▸ PROBLEM REQUIREMENTS: Where a line holds the string "object", return that line.

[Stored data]
+ + +

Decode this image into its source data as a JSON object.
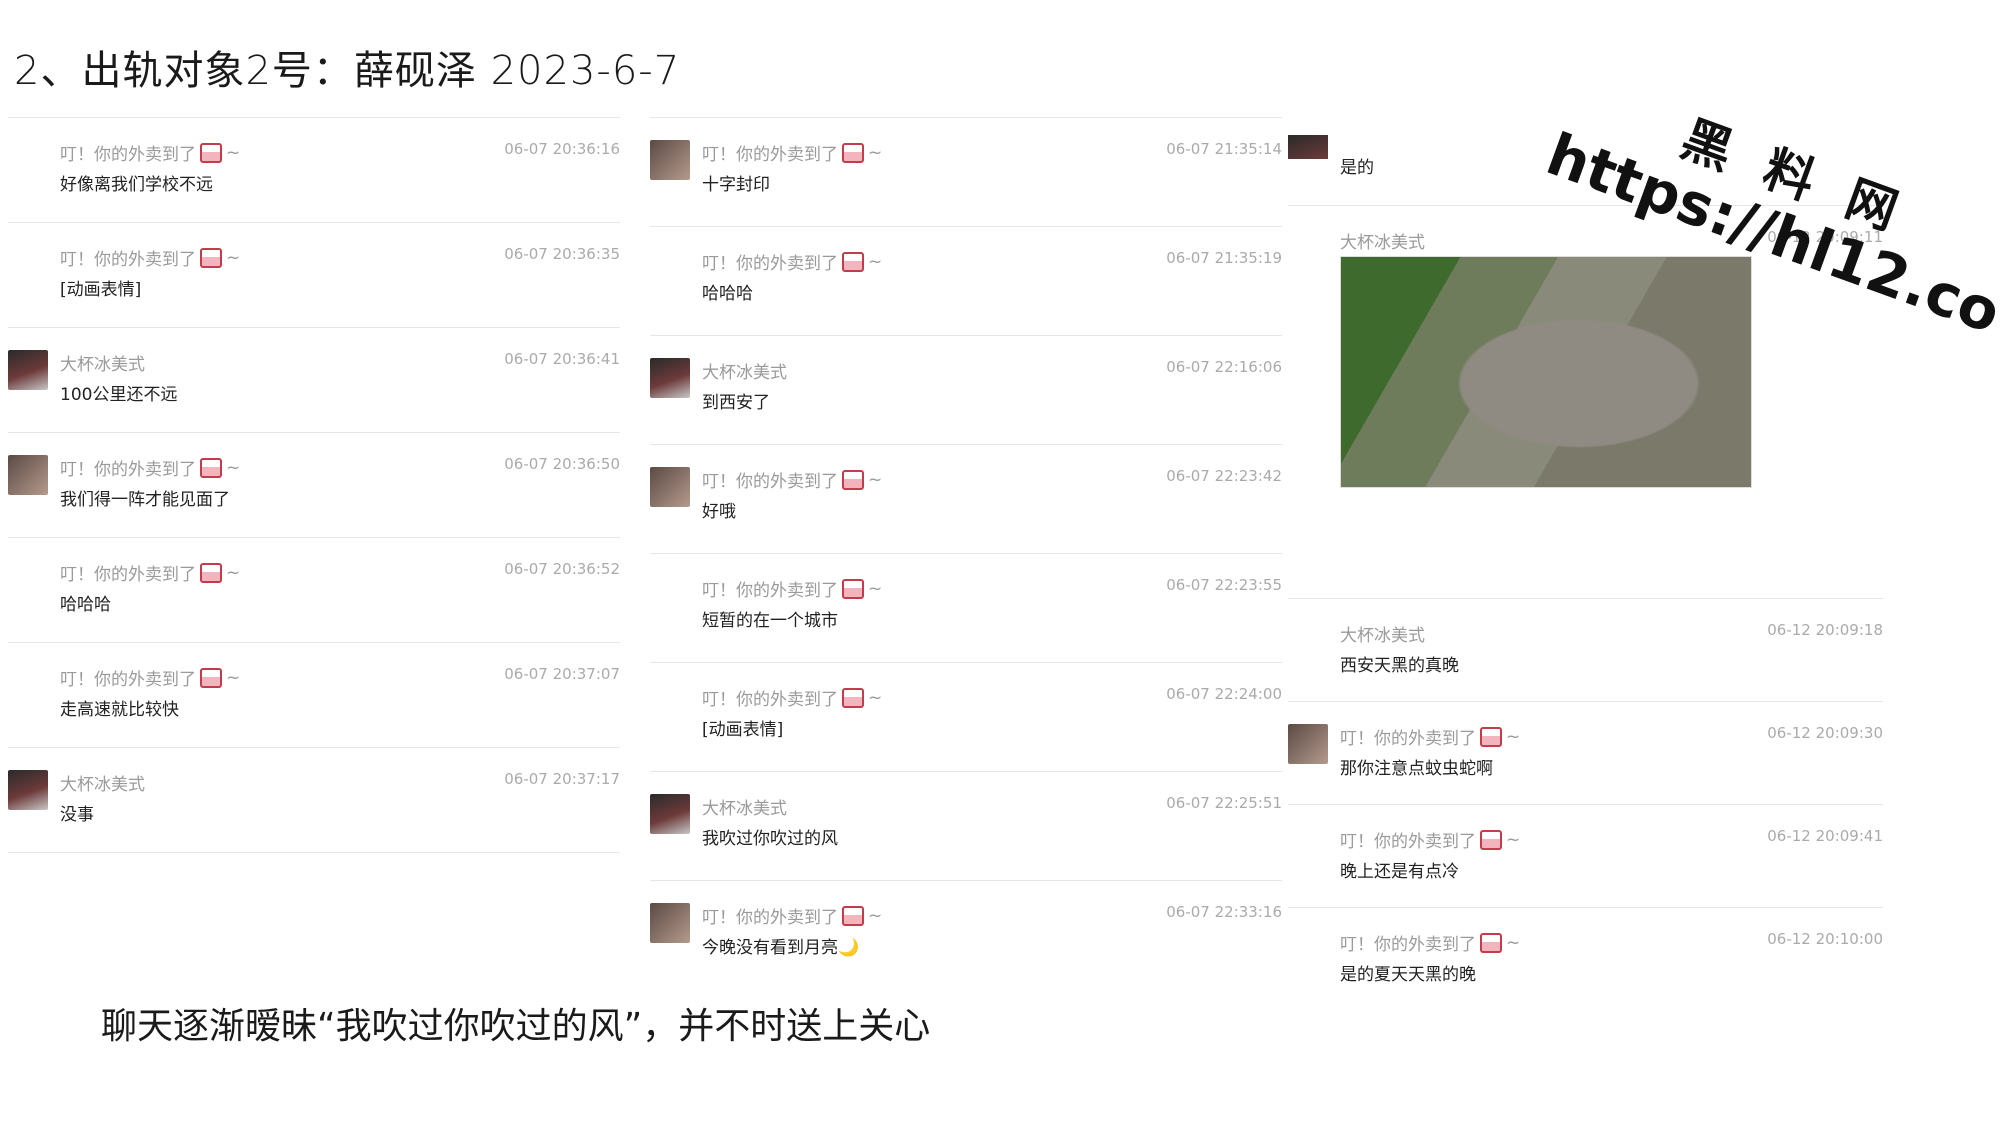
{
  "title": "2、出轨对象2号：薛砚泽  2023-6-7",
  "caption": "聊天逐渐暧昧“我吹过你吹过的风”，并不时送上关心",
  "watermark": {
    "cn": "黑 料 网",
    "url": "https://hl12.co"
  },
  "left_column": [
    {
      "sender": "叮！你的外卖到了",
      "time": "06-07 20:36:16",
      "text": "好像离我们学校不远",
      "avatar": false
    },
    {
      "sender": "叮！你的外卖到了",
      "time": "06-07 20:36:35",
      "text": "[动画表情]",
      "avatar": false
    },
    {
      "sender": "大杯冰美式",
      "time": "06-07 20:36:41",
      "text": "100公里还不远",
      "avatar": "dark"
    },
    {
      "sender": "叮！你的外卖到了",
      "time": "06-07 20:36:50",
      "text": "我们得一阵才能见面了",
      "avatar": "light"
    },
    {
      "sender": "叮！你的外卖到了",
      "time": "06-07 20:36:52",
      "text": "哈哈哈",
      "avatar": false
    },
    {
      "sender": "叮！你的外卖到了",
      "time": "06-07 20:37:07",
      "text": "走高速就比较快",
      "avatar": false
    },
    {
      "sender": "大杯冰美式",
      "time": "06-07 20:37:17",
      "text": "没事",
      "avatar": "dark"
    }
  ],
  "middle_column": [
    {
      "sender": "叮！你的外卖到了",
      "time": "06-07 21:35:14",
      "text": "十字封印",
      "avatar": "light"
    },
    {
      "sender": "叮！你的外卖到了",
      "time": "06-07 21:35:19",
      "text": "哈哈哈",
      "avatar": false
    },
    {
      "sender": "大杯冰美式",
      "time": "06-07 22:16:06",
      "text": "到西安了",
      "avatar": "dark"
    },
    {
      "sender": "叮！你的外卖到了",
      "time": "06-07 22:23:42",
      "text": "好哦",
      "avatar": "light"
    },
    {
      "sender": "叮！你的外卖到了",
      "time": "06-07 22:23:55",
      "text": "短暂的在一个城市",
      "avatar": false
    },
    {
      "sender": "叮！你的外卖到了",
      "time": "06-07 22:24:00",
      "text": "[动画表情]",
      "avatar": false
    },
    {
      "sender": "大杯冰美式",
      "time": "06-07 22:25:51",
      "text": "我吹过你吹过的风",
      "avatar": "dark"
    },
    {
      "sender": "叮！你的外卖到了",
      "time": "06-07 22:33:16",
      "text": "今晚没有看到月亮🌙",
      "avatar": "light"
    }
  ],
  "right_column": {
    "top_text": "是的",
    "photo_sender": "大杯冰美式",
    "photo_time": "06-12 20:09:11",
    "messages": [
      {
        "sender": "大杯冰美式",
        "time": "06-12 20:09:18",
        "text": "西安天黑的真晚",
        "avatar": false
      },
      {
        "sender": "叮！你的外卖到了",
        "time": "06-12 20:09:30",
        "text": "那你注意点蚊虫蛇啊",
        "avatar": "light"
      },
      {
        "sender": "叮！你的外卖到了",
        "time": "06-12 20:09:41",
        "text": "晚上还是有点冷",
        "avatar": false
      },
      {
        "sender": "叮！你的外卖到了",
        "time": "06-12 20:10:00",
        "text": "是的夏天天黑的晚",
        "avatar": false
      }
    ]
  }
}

+ + +

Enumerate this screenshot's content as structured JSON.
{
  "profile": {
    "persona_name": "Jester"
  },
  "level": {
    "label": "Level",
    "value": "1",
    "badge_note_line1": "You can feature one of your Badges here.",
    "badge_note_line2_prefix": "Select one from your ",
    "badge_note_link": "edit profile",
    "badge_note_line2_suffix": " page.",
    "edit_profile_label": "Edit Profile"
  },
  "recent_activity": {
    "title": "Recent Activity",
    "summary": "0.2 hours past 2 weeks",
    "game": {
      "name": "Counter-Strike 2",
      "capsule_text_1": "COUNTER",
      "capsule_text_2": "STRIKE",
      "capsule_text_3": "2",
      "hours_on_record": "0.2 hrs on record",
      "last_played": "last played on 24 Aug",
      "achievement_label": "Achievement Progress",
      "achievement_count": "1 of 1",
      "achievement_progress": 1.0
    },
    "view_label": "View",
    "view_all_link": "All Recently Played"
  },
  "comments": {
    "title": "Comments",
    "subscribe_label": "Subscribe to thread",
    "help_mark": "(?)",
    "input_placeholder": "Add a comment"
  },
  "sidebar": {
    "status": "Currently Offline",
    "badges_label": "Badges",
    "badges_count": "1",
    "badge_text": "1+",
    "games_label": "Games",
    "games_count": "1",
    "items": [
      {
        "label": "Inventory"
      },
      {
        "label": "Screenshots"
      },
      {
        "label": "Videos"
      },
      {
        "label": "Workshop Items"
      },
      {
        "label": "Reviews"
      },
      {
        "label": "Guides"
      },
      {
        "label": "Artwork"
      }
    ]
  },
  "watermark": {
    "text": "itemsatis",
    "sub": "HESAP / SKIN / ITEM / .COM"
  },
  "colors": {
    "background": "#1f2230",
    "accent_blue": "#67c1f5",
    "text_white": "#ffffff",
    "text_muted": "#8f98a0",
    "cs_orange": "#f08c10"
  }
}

+ + +

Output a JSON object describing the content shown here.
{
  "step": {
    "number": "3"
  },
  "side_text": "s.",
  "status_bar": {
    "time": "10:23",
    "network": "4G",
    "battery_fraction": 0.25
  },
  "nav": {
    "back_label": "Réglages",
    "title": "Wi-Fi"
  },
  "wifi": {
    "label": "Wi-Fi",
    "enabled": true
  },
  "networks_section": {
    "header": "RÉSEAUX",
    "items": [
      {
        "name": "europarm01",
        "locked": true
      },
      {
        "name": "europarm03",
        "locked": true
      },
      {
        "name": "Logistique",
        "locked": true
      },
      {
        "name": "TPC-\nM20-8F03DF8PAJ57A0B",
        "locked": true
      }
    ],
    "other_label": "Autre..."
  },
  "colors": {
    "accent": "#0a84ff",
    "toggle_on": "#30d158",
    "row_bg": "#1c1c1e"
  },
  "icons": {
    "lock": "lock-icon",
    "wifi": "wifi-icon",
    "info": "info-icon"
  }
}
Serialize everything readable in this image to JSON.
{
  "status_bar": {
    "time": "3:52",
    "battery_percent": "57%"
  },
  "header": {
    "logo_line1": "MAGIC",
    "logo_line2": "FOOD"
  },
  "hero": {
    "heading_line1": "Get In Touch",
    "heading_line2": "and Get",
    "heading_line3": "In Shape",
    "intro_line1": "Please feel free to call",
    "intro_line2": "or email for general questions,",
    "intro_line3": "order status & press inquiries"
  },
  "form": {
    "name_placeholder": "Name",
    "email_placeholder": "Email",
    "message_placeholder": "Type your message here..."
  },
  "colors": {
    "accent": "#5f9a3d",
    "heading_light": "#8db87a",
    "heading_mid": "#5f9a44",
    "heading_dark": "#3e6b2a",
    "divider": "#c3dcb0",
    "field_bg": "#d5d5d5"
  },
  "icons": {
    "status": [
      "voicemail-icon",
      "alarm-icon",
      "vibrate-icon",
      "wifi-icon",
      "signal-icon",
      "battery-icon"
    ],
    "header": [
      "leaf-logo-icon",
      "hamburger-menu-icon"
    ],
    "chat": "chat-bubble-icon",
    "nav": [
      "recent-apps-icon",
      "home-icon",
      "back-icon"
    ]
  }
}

+ + +

▸ TASK RESPONSE:
Decode this image into its source data as a JSON object.
Output a JSON object describing the content shown here.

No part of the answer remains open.